→ **Aufgabe**
Wiederhole sämtliche Zeilen der folgenden Datensätze unverändert. Bilder werden dabei nicht übernommen.

→ **Bereitgestellte Daten**
# # # # # # #

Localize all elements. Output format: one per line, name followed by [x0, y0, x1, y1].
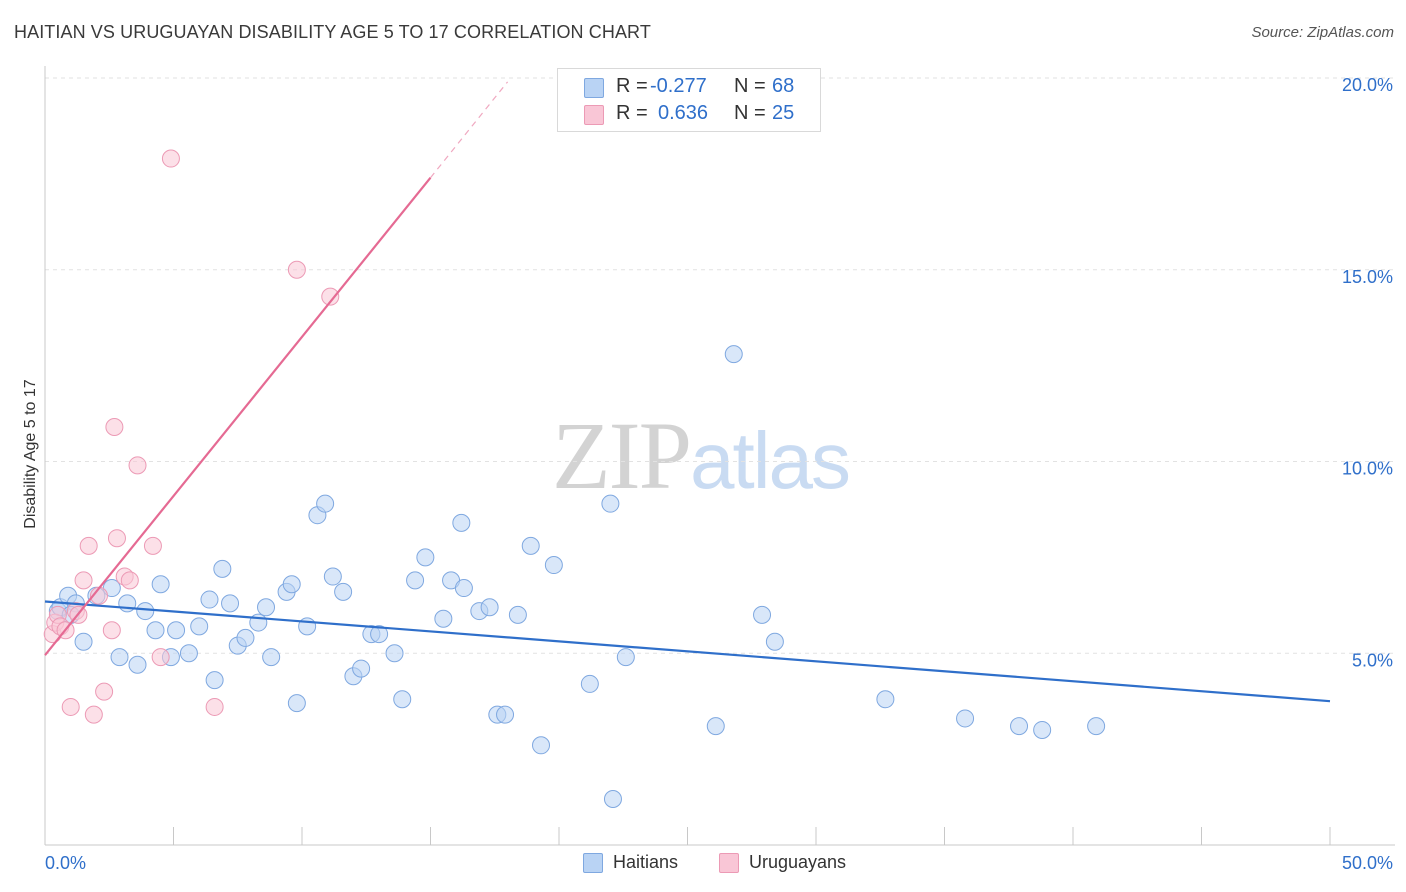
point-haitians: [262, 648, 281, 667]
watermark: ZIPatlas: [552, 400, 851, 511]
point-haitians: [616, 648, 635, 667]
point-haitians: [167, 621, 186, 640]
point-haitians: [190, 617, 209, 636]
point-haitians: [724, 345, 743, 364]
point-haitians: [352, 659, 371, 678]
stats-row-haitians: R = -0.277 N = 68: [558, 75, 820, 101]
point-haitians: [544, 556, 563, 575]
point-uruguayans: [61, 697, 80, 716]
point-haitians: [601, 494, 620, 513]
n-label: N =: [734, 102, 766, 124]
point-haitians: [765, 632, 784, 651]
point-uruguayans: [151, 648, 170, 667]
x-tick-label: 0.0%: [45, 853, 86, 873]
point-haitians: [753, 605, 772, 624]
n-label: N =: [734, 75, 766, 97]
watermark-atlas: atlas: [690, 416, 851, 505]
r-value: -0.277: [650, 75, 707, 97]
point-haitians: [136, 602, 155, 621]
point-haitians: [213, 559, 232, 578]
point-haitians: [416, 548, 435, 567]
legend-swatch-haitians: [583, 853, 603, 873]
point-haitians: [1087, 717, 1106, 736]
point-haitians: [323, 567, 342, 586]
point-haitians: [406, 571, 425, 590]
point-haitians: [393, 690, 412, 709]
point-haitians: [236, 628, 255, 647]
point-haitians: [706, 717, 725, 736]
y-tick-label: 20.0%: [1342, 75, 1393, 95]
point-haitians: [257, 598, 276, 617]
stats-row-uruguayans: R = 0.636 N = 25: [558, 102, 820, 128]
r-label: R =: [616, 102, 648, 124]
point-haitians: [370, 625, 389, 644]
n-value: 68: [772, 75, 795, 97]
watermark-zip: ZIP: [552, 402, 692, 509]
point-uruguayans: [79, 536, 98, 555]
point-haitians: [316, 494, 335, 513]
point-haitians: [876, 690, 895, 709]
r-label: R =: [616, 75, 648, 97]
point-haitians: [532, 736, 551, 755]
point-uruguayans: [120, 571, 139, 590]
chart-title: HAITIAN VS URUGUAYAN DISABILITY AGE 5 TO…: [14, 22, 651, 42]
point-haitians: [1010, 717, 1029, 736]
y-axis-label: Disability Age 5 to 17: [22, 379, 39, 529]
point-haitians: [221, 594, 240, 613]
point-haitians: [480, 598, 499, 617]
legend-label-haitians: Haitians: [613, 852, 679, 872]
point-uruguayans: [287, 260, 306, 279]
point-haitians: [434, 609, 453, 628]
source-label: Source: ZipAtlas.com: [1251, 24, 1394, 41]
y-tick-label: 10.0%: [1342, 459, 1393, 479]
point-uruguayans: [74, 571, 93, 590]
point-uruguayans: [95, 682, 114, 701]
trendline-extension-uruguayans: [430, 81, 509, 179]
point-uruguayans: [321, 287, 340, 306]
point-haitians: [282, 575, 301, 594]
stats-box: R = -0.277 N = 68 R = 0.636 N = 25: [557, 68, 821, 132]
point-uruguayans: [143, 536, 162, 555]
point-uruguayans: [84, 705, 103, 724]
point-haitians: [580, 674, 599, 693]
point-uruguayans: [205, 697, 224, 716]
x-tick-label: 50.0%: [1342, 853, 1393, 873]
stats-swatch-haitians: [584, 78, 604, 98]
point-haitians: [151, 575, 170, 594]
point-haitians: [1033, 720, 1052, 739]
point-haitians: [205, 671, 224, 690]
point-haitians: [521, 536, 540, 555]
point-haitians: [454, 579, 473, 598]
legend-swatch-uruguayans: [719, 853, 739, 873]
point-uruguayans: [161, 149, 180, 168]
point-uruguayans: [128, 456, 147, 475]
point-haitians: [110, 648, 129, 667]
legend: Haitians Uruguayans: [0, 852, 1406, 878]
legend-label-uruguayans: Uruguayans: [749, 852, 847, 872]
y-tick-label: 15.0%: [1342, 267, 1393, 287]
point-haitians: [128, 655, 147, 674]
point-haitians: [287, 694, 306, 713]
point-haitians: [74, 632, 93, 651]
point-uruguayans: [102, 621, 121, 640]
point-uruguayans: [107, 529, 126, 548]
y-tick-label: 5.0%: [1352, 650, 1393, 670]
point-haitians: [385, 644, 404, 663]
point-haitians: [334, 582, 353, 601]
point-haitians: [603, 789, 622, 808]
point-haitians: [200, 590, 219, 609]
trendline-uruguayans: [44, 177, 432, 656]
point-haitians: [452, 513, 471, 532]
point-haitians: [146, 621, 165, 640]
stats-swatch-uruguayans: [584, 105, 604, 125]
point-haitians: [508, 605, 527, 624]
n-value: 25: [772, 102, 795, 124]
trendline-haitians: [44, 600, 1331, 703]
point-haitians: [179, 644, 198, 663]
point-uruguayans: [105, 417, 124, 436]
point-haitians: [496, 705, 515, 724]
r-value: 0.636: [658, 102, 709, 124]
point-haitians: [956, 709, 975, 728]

# # # # # # #

→ **Lösung**
Localize all elements. Output format: one per line, name followed by [x0, y0, x1, y1].
point-haitians: [262, 648, 281, 667]
watermark: ZIPatlas: [552, 400, 851, 511]
point-haitians: [616, 648, 635, 667]
point-haitians: [167, 621, 186, 640]
point-haitians: [190, 617, 209, 636]
point-haitians: [724, 345, 743, 364]
point-haitians: [352, 659, 371, 678]
stats-row-haitians: R = -0.277 N = 68: [558, 75, 820, 101]
point-haitians: [544, 556, 563, 575]
point-uruguayans: [61, 697, 80, 716]
point-haitians: [601, 494, 620, 513]
n-label: N =: [734, 102, 766, 124]
point-haitians: [765, 632, 784, 651]
point-uruguayans: [151, 648, 170, 667]
x-tick-label: 0.0%: [45, 853, 86, 873]
point-haitians: [753, 605, 772, 624]
n-label: N =: [734, 75, 766, 97]
watermark-atlas: atlas: [690, 416, 851, 505]
r-value: -0.277: [650, 75, 707, 97]
point-haitians: [136, 602, 155, 621]
point-haitians: [213, 559, 232, 578]
point-haitians: [416, 548, 435, 567]
legend-swatch-haitians: [583, 853, 603, 873]
point-haitians: [1087, 717, 1106, 736]
point-haitians: [323, 567, 342, 586]
point-haitians: [406, 571, 425, 590]
point-haitians: [393, 690, 412, 709]
point-haitians: [236, 628, 255, 647]
point-haitians: [706, 717, 725, 736]
y-tick-label: 20.0%: [1342, 75, 1393, 95]
point-haitians: [257, 598, 276, 617]
stats-row-uruguayans: R = 0.636 N = 25: [558, 102, 820, 128]
r-label: R =: [616, 102, 648, 124]
point-haitians: [370, 625, 389, 644]
n-value: 68: [772, 75, 795, 97]
watermark-zip: ZIP: [552, 402, 692, 509]
point-uruguayans: [79, 536, 98, 555]
point-haitians: [316, 494, 335, 513]
point-haitians: [876, 690, 895, 709]
r-label: R =: [616, 75, 648, 97]
point-haitians: [532, 736, 551, 755]
point-uruguayans: [120, 571, 139, 590]
chart-title: HAITIAN VS URUGUAYAN DISABILITY AGE 5 TO…: [14, 22, 651, 42]
point-haitians: [1010, 717, 1029, 736]
y-axis-label: Disability Age 5 to 17: [22, 379, 39, 529]
point-haitians: [221, 594, 240, 613]
point-haitians: [480, 598, 499, 617]
legend-label-haitians: Haitians: [613, 852, 679, 872]
point-uruguayans: [287, 260, 306, 279]
point-haitians: [434, 609, 453, 628]
source-label: Source: ZipAtlas.com: [1251, 24, 1394, 41]
y-tick-label: 10.0%: [1342, 459, 1393, 479]
point-uruguayans: [74, 571, 93, 590]
point-uruguayans: [95, 682, 114, 701]
trendline-extension-uruguayans: [430, 81, 509, 179]
point-uruguayans: [321, 287, 340, 306]
point-haitians: [282, 575, 301, 594]
stats-box: R = -0.277 N = 68 R = 0.636 N = 25: [557, 68, 821, 132]
point-uruguayans: [143, 536, 162, 555]
point-uruguayans: [84, 705, 103, 724]
point-haitians: [580, 674, 599, 693]
point-uruguayans: [205, 697, 224, 716]
x-tick-label: 50.0%: [1342, 853, 1393, 873]
stats-swatch-haitians: [584, 78, 604, 98]
point-haitians: [151, 575, 170, 594]
point-haitians: [1033, 720, 1052, 739]
point-haitians: [205, 671, 224, 690]
point-haitians: [521, 536, 540, 555]
point-haitians: [454, 579, 473, 598]
legend-swatch-uruguayans: [719, 853, 739, 873]
point-uruguayans: [161, 149, 180, 168]
point-uruguayans: [128, 456, 147, 475]
point-haitians: [110, 648, 129, 667]
legend: Haitians Uruguayans: [0, 852, 1406, 878]
legend-label-uruguayans: Uruguayans: [749, 852, 847, 872]
y-tick-label: 15.0%: [1342, 267, 1393, 287]
point-haitians: [128, 655, 147, 674]
point-haitians: [287, 694, 306, 713]
point-haitians: [74, 632, 93, 651]
point-uruguayans: [102, 621, 121, 640]
point-uruguayans: [107, 529, 126, 548]
y-tick-label: 5.0%: [1352, 650, 1393, 670]
point-haitians: [385, 644, 404, 663]
point-haitians: [334, 582, 353, 601]
point-haitians: [603, 789, 622, 808]
point-haitians: [200, 590, 219, 609]
trendline-uruguayans: [44, 177, 432, 656]
point-haitians: [452, 513, 471, 532]
point-haitians: [146, 621, 165, 640]
stats-swatch-uruguayans: [584, 105, 604, 125]
point-haitians: [508, 605, 527, 624]
n-value: 25: [772, 102, 795, 124]
trendline-haitians: [44, 600, 1331, 703]
point-haitians: [179, 644, 198, 663]
point-uruguayans: [105, 417, 124, 436]
point-haitians: [496, 705, 515, 724]
r-value: 0.636: [658, 102, 709, 124]
point-haitians: [956, 709, 975, 728]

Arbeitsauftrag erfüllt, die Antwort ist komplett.